* Text segment:

-------

State v. Williams

Decision Date24 November 2021
Docket Number2020-0234
Citation174 N.H. 635,273 A.3d 394
Parties The STATE of New Hampshire v. Carley WILLIAMS
CourtNew Hampshire Supreme Court

John M. Formella, attorney general (Zachary L. Higham, assistant attorney general, on the brief and orally), for the State.

Stephanie Hausman, deputy chief appellate defender, of Concord, on the brief and orally, for the defendant.

HICKS, J.

The defendant, Carley Williams, appeals the decision of the Circuit Court (Derby, J.) to impose a portion of her suspended sentence. Following a multi-day, in-person, evidentiary hearing, the trial court found that the defendant violated the suspended sentence's condition of good behavior, in part, by committing identity fraud and that the violation warranted imposing "a reasonable portion of the suspended sentence." On appeal, the defendant argues that the trial court erred by finding that she committed identity fraud and by holding the subsequent hearing telephonically at which it imposed 70 days (less 10 days of time served) of her 12-month suspended sentence. We affirm.

-------

[Stored entries]
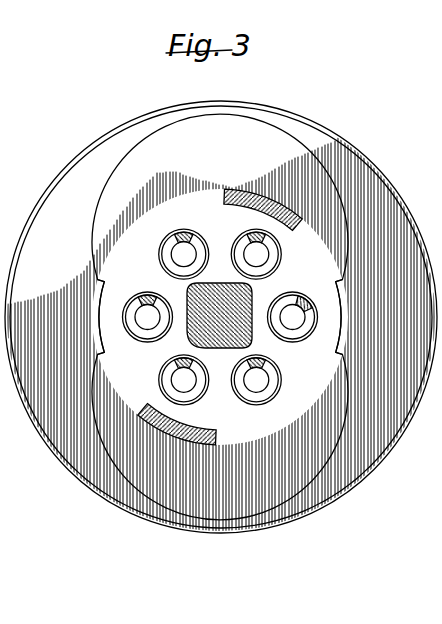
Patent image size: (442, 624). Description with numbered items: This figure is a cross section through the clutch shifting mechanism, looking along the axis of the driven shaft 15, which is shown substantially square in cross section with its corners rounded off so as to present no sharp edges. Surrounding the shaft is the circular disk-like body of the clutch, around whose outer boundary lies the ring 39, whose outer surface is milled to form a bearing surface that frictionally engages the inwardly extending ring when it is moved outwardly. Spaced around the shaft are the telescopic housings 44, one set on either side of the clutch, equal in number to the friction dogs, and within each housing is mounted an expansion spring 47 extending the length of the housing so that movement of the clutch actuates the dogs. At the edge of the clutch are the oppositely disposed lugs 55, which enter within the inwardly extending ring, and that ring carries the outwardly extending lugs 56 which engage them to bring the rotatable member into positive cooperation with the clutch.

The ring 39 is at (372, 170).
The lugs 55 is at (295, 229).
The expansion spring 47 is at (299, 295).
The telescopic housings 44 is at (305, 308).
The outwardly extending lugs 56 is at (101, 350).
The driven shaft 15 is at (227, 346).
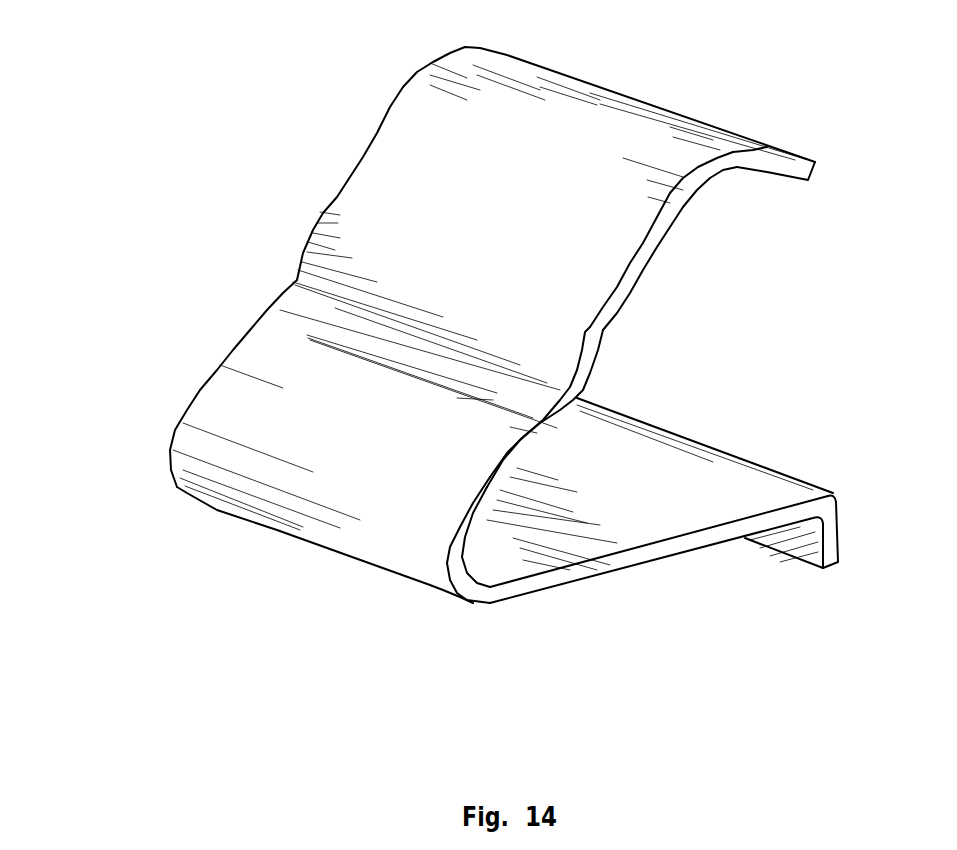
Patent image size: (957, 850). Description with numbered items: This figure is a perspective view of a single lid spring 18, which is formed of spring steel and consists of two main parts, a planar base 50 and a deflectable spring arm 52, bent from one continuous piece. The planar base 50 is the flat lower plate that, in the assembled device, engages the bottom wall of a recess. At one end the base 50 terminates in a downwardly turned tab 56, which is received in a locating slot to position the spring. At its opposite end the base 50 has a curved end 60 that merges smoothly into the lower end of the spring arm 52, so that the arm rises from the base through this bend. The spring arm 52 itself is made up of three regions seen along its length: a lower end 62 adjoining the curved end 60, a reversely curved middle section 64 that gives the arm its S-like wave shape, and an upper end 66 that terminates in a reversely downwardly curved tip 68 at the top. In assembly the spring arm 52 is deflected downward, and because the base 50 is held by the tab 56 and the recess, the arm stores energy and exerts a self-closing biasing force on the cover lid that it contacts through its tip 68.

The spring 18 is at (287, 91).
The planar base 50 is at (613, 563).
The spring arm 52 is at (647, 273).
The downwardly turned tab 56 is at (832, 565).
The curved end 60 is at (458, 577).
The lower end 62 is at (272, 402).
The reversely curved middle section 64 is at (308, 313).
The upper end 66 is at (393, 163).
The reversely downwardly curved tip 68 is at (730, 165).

-------

According to the court opinion, how many days of the defendant's suspended sentence did the trial court impose at the telephonic hearing?

* Solution to this exercise: 70 days, less 10 days of time served.